Collect from the data below each line with "xlabel".

=== Raw data ===

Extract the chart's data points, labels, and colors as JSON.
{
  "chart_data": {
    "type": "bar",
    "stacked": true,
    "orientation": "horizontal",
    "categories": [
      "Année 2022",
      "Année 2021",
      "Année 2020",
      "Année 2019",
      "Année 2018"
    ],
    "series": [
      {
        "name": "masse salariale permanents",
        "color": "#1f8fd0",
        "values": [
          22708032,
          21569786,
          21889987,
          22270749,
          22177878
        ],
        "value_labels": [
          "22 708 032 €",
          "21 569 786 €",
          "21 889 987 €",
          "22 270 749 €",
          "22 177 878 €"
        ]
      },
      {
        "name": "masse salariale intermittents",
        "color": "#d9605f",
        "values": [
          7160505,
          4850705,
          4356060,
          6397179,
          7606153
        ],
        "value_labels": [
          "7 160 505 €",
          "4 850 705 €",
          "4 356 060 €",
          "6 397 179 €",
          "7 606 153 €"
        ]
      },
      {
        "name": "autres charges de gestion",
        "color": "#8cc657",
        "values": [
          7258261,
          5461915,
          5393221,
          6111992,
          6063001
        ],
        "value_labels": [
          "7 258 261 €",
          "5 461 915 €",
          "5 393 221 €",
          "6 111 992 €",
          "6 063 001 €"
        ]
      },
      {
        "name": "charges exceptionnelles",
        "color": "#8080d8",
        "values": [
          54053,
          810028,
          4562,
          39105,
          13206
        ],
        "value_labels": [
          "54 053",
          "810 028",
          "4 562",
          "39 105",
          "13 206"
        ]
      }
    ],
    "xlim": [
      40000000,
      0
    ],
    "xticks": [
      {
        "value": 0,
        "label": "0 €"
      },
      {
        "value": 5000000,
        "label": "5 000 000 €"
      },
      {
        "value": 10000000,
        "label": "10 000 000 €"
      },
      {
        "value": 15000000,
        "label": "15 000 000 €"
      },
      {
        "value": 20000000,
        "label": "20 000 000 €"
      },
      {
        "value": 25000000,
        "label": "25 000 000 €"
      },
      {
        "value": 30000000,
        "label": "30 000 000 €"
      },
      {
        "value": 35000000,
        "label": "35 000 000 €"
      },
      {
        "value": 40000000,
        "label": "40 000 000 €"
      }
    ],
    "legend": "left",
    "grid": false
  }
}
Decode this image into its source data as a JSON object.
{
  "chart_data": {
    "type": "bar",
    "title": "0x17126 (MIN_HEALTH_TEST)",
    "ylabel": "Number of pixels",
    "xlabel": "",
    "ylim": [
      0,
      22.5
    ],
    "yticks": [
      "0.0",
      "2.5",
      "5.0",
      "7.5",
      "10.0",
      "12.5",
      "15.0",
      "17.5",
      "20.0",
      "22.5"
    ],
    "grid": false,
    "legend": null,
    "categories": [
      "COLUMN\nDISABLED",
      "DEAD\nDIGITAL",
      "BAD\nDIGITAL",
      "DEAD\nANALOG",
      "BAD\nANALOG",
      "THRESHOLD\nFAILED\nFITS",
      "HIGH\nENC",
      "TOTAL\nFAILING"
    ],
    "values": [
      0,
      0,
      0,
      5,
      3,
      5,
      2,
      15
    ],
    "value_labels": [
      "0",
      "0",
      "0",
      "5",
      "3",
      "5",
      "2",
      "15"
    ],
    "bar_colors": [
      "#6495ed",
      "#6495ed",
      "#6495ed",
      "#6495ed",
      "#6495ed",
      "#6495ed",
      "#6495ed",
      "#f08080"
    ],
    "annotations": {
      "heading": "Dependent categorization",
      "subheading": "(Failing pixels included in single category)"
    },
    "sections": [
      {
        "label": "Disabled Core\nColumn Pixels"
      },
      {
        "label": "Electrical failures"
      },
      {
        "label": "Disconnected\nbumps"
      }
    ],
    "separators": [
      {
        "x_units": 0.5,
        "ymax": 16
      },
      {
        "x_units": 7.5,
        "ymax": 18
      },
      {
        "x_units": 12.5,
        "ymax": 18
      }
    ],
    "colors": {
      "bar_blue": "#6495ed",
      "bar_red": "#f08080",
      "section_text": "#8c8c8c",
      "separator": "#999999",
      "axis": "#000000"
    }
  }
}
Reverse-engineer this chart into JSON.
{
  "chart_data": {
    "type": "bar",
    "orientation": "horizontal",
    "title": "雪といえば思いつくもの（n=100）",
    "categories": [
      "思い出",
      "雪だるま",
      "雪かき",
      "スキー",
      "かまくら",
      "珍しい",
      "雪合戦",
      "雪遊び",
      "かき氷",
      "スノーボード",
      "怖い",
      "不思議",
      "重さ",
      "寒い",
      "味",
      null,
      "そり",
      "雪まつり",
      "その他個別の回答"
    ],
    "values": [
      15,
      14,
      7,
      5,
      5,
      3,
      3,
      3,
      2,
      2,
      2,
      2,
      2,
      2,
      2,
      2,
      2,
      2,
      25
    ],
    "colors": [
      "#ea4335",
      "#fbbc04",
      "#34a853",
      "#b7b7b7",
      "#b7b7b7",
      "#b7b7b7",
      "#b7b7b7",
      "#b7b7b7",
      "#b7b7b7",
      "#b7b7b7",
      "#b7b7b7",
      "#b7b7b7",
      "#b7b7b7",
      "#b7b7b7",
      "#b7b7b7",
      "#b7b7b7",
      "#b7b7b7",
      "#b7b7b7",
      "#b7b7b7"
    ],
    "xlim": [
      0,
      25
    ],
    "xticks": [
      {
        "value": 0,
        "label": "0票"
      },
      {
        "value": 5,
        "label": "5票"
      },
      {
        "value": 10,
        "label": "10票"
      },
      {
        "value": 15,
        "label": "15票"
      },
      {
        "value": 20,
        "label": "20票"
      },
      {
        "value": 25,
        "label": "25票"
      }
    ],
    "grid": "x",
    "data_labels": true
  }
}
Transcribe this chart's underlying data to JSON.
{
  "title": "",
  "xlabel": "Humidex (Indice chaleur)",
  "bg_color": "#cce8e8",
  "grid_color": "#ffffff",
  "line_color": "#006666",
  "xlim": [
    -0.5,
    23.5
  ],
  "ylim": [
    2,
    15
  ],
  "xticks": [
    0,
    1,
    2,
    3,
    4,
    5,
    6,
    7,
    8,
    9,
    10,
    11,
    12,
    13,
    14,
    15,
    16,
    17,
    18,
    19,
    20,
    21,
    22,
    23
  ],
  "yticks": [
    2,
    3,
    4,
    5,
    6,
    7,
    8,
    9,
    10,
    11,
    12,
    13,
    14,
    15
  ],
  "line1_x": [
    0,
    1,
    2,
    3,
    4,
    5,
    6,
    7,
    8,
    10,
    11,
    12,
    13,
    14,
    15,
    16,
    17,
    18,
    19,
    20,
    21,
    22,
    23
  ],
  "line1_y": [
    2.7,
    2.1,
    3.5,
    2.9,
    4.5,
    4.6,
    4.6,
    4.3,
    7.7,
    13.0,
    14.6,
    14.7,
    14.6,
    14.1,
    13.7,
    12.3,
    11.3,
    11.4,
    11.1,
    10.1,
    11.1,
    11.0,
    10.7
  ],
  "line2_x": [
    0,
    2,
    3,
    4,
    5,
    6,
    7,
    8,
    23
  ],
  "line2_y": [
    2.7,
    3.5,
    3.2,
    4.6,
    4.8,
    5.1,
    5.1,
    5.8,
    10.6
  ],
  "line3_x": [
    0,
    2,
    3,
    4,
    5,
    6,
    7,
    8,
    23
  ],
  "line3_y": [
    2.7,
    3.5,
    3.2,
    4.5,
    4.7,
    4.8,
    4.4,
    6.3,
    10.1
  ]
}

===

Solution to this exercise:
    "xlabel": "",
  "xlabel": "Humidex (Indice chaleur)",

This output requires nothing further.